Entries from a dataset:
** START **

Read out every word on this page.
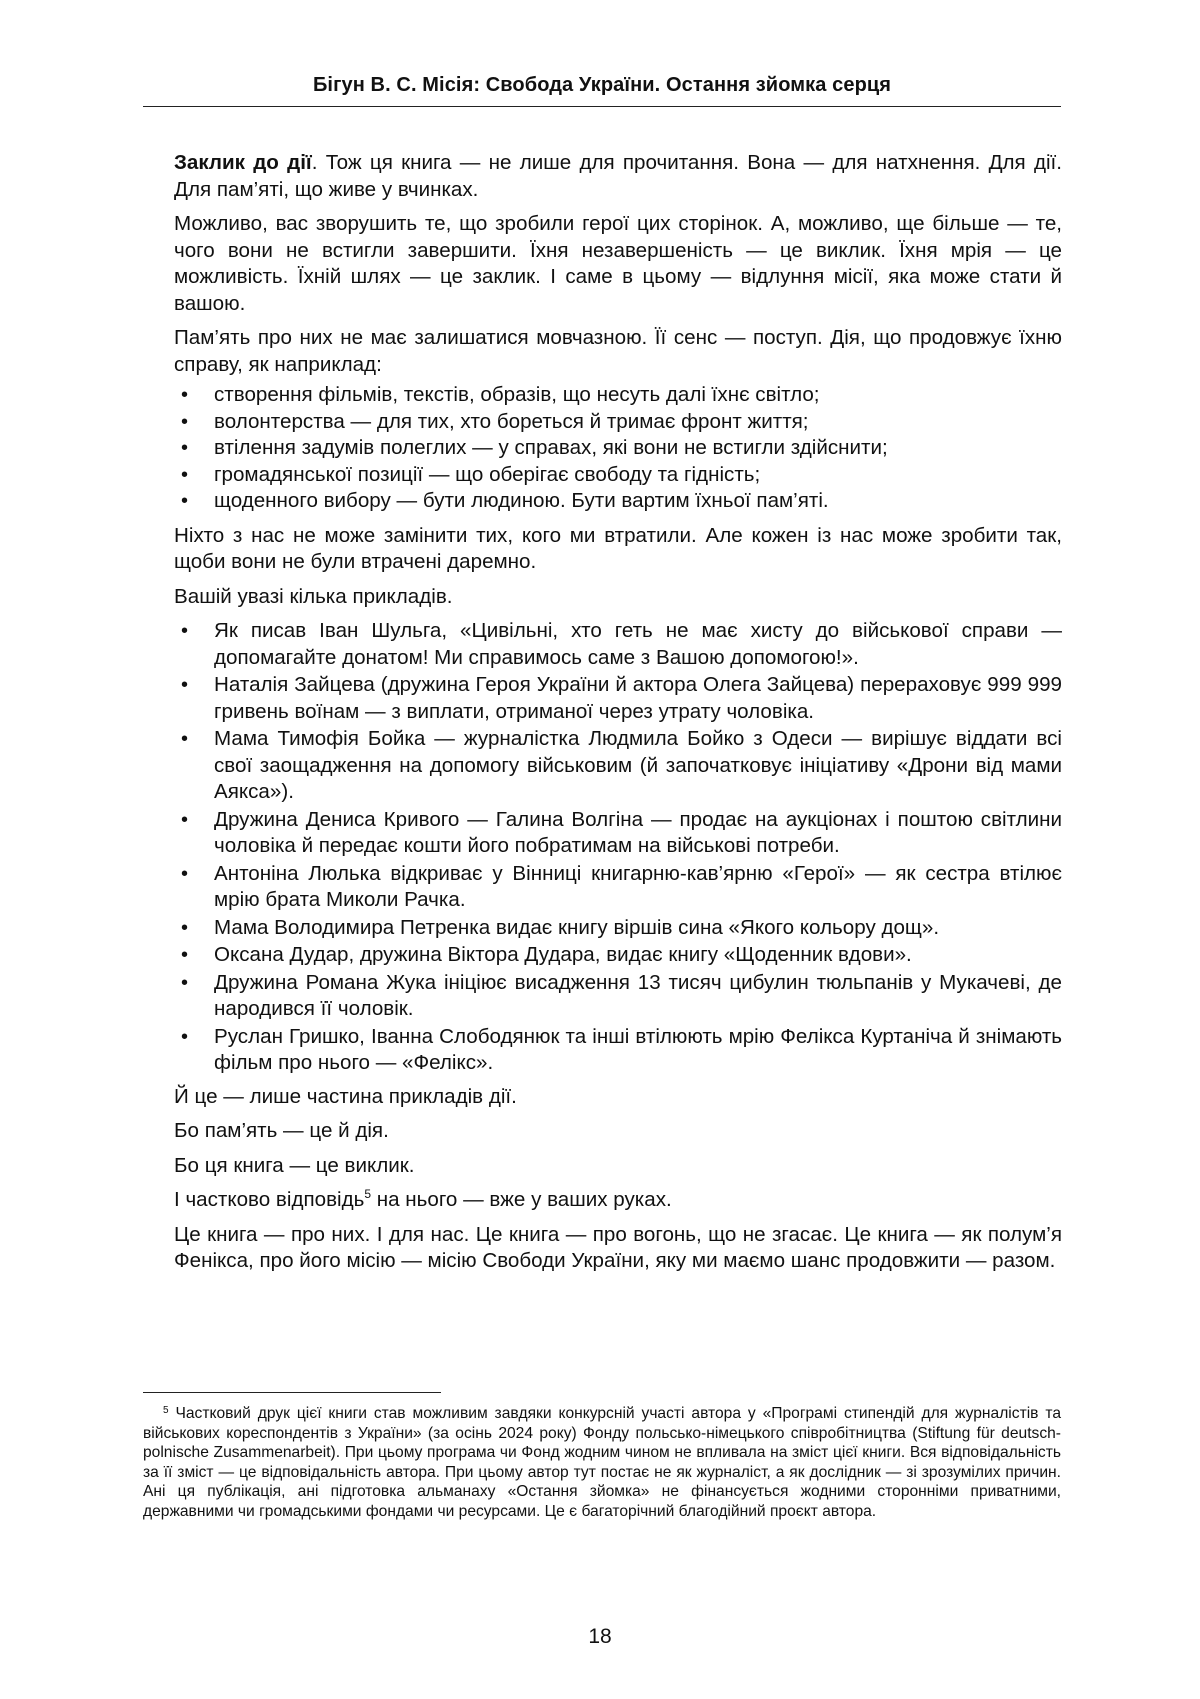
Бігун В. С. Місія: Свобода України. Остання зйомка серця

Заклик до дії. Тож ця книга — не лише для прочитання. Вона — для натхнення. Для дії. Для пам’яті, що живе у вчинках.

Можливо, вас зворушить те, що зробили герої цих сторінок. А, можливо, ще більше — те, чого вони не встигли завершити. Їхня незавершеність — це виклик. Їхня мрія — це можливість. Їхній шлях — це заклик. І саме в цьому — відлуння місії, яка може стати й вашою.

Пам’ять про них не має залишатися мовчазною. Її сенс — поступ. Дія, що продовжує їхню справу, як наприклад:

• створення фільмів, текстів, образів, що несуть далі їхнє світло;
• волонтерства — для тих, хто бореться й тримає фронт життя;
• втілення задумів полеглих — у справах, які вони не встигли здійснити;
• громадянської позиції — що оберігає свободу та гідність;
• щоденного вибору — бути людиною. Бути вартим їхньої пам’яті.

Ніхто з нас не може замінити тих, кого ми втратили. Але кожен із нас може зробити так, щоби вони не були втрачені даремно.

Вашій увазі кілька прикладів.

• Як писав Іван Шульга, «Цивільні, хто геть не має хисту до військової справи — допомагайте донатом! Ми справимось саме з Вашою допомогою!».
• Наталія Зайцева (дружина Героя України й актора Олега Зайцева) перераховує 999 999 гривень воїнам — з виплати, отриманої через утрату чоловіка.
• Мама Тимофія Бойка — журналістка Людмила Бойко з Одеси — вирішує віддати всі свої заощадження на допомогу військовим (й започатковує ініціативу «Дрони від мами Аякса»).
• Дружина Дениса Кривого — Галина Волгіна — продає на аукціонах і поштою світлини чоловіка й передає кошти його побратимам на військові потреби.
• Антоніна Люлька відкриває у Вінниці книгарню-кав’ярню «Герої» — як сестра втілює мрію брата Миколи Рачка.
• Мама Володимира Петренка видає книгу віршів сина «Якого кольору дощ».
• Оксана Дудар, дружина Віктора Дудара, видає книгу «Щоденник вдови».
• Дружина Романа Жука ініціює висадження 13 тисяч цибулин тюльпанів у Мукачеві, де народився її чоловік.
• Руслан Гришко, Іванна Слободянюк та інші втілюють мрію Фелікса Куртаніча й знімають фільм про нього — «Фелікс».

Й це — лише частина прикладів дії.

Бо пам’ять — це й дія.

Бо ця книга — це виклик.

І частково відповідь$^5$ на нього — вже у ваших руках.

Це книга — про них. І для нас. Це книга — про вогонь, що не згасає. Це книга — як полум’я Фенікса, про його місію — місію Свободи України, яку ми маємо шанс продовжити — разом.

$^5$ Частковий друк цієї книги став можливим завдяки конкурсній участі автора у «Програмі стипендій для журналістів та військових кореспондентів з України» (за осінь 2024 року) Фонду польсько-німецького співробітництва (Stiftung für deutsch-polnische Zusammenarbeit). При цьому програма чи Фонд жодним чином не впливала на зміст цієї книги. Вся відповідальність за її зміст — це відповідальність автора. При цьому автор тут постає не як журналіст, а як дослідник — зі зрозумілих причин. Ані ця публікація, ані підготовка альманаху «Остання зйомка» не фінансується жодними сторонніми приватними, державними чи громадськими фондами чи ресурсами. Це є багаторічний благодійний проєкт автора.
18
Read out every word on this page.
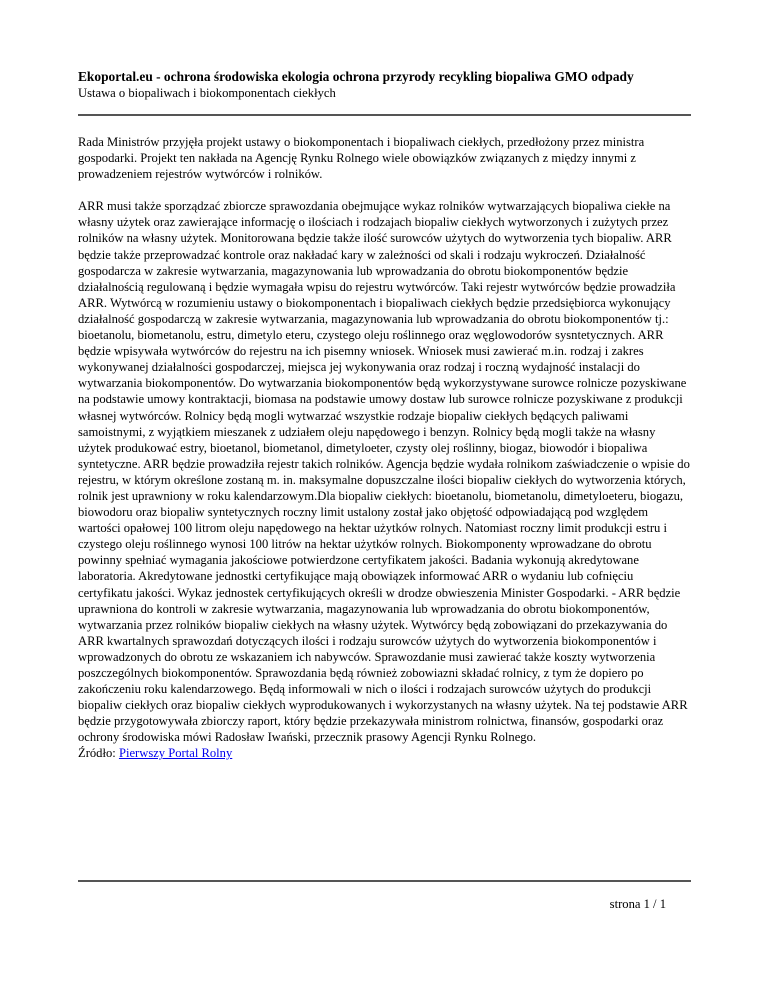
Ekoportal.eu - ochrona środowiska ekologia ochrona przyrody recykling biopaliwa GMO odpady

Ustawa o biopaliwach i biokomponentach ciekłych

Rada Ministrów przyjęła projekt ustawy o biokomponentach i biopaliwach ciekłych, przedłożony przez ministra gospodarki. Projekt ten nakłada na Agencję Rynku Rolnego wiele obowiązków związanych z między innymi z prowadzeniem rejestrów wytwórców i rolników.

ARR musi także sporządzać zbiorcze sprawozdania obejmujące wykaz rolników wytwarzających biopaliwa ciekłe na własny użytek oraz zawierające informację o ilościach i rodzajach biopaliw ciekłych wytworzonych i zużytych przez rolników na własny użytek. Monitorowana będzie także ilość surowców użytych do wytworzenia tych biopaliw. ARR będzie także przeprowadzać kontrole oraz nakładać kary w zależności od skali i rodzaju wykroczeń. Działalność gospodarcza w zakresie wytwarzania, magazynowania lub wprowadzania do obrotu biokomponentów będzie działalnością regulowaną i będzie wymagała wpisu do rejestru wytwórców. Taki rejestr wytwórców będzie prowadziła ARR. Wytwórcą w rozumieniu ustawy o biokomponentach i biopaliwach ciekłych będzie przedsiębiorca wykonujący działalność gospodarczą w zakresie wytwarzania, magazynowania lub wprowadzania do obrotu biokomponentów tj.: bioetanolu, biometanolu, estru, dimetylo eteru, czystego oleju roślinnego oraz węglowodorów sysntetycznych. ARR będzie wpisywała wytwórców do rejestru na ich pisemny wniosek. Wniosek musi zawierać m.in. rodzaj i zakres wykonywanej działalności gospodarczej, miejsca jej wykonywania oraz rodzaj i roczną wydajność instalacji do wytwarzania biokomponentów. Do wytwarzania biokomponentów będą wykorzystywane surowce rolnicze pozyskiwane na podstawie umowy kontraktacji, biomasa na podstawie umowy dostaw lub surowce rolnicze pozyskiwane z produkcji własnej wytwórców. Rolnicy będą mogli wytwarzać wszystkie rodzaje biopaliw ciekłych będących paliwami samoistnymi, z wyjątkiem mieszanek z udziałem oleju napędowego i benzyn. Rolnicy będą mogli także na własny użytek produkować estry, bioetanol, biometanol, dimetyloeter, czysty olej roślinny, biogaz, biowodór i biopaliwa syntetyczne. ARR będzie prowadziła rejestr takich rolników. Agencja będzie wydała rolnikom zaświadczenie o wpisie do rejestru, w którym określone zostaną m. in. maksymalne dopuszczalne ilości biopaliw ciekłych do wytworzenia których, rolnik jest uprawniony w roku kalendarzowym.Dla biopaliw ciekłych: bioetanolu, biometanolu, dimetyloeteru, biogazu, biowodoru oraz biopaliw syntetycznych roczny limit ustalony został jako objętość odpowiadającą pod względem wartości opałowej 100 litrom oleju napędowego na hektar użytków rolnych. Natomiast roczny limit produkcji estru i czystego oleju roślinnego wynosi 100 litrów na hektar użytków rolnych. Biokomponenty wprowadzane do obrotu powinny spełniać wymagania jakościowe potwierdzone certyfikatem jakości. Badania wykonują akredytowane laboratoria. Akredytowane jednostki certyfikujące mają obowiązek informować ARR o wydaniu lub cofnięciu certyfikatu jakości. Wykaz jednostek certyfikujących określi w drodze obwieszenia Minister Gospodarki. - ARR będzie uprawniona do kontroli w zakresie wytwarzania, magazynowania lub wprowadzania do obrotu biokomponentów, wytwarzania przez rolników biopaliw ciekłych na własny użytek. Wytwórcy będą zobowiązani do przekazywania do ARR kwartalnych sprawozdań dotyczących ilości i rodzaju surowców użytych do wytworzenia biokomponentów i wprowadzonych do obrotu ze wskazaniem ich nabywców. Sprawozdanie musi zawierać także koszty wytworzenia poszczególnych biokomponentów. Sprawozdania będą również zobowiazni składać rolnicy, z tym że dopiero po zakończeniu roku kalendarzowego. Będą informowali w nich o ilości i rodzajach surowców użytych do produkcji biopaliw ciekłych oraz biopaliw ciekłych wyprodukowanych i wykorzystanych na własny użytek. Na tej podstawie ARR będzie przygotowywała zbiorczy raport, który będzie przekazywała ministrom rolnictwa, finansów, gospodarki oraz ochrony środowiska mówi Radosław Iwański, przecznik prasowy Agencji Rynku Rolnego.

Źródło: Pierwszy Portal Rolny
strona 1 / 1
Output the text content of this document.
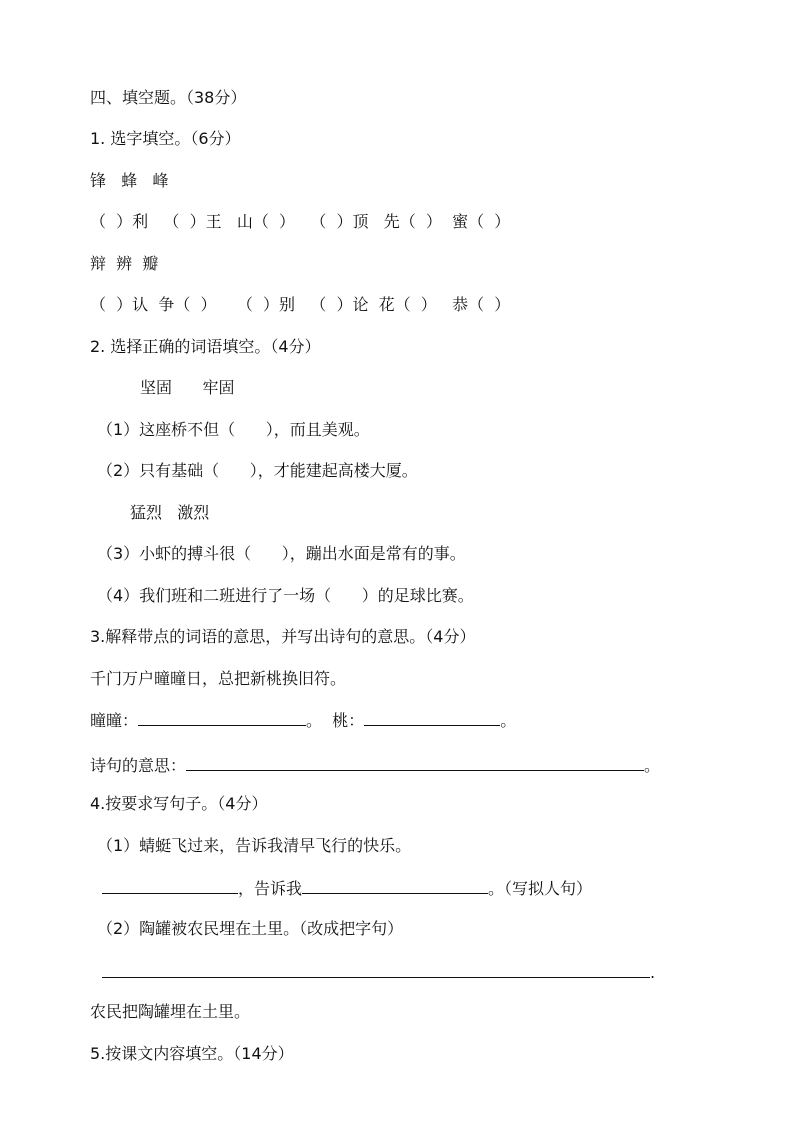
四、填空题。（38分）
1. 选字填空。（6分）
锋   蜂   峰
（  ）利   （  ）王   山（  ）   （  ）顶   先（  ）  蜜（  ）
辩  辨  瓣
（  ）认  争（  ）    （  ）别   （  ）论  花（  ）   恭（  ）
2. 选择正确的词语填空。（4分）
坚固      牢固
（1）这座桥不但（      ），而且美观。
（2）只有基础（      ），才能建起高楼大厦。
猛烈   激烈
（3）小虾的搏斗很（      ），蹦出水面是常有的事。
（4）我们班和二班进行了一场（      ）的足球比赛。
3.解释带点的词语的意思，并写出诗句的意思。（4分）
千门万户曈曈日，总把新桃换旧符。
曈曈：	。 桃：	。
诗句的意思：	。
4.按要求写句子。（4分）
（1）蜻蜓飞过来，告诉我清早飞行的快乐。
，告诉我	。（写拟人句）
（2）陶罐被农民埋在土里。（改成把字句）
.
农民把陶罐埋在土里。
5.按课文内容填空。（14分）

** END **

#### Challenge:
Extract every line above that contains the word "прикладів".

#### Response to this task:
Вашій увазі кілька прикладів.
Й це — лише частина прикладів дії.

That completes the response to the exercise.